*** Extracted records ***

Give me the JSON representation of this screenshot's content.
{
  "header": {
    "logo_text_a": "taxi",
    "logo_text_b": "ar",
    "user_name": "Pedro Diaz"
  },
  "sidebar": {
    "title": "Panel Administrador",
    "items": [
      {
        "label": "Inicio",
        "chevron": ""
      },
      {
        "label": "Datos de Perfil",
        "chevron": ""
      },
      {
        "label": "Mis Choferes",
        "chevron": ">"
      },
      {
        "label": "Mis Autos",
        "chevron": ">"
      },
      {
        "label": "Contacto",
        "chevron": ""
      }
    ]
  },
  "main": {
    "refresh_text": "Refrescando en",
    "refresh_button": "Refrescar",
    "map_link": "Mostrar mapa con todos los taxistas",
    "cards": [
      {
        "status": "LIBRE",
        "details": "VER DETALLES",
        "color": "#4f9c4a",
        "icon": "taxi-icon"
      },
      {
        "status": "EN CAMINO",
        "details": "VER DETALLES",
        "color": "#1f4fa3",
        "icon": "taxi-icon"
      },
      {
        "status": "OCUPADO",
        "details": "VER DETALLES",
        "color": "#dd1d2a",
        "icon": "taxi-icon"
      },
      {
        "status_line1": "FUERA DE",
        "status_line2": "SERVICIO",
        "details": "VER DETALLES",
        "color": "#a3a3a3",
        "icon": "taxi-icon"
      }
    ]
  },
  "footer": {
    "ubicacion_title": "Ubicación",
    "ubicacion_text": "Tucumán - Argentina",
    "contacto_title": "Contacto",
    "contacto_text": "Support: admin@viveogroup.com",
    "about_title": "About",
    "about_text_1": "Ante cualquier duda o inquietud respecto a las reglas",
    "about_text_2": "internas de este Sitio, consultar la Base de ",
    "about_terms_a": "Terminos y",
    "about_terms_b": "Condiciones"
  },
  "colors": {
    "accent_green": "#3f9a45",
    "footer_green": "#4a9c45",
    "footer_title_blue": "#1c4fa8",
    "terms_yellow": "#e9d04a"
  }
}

***

#### Instructions for the task
Provide only the count of lines in the data above that include the string "label".

#### Solution to the exercise
5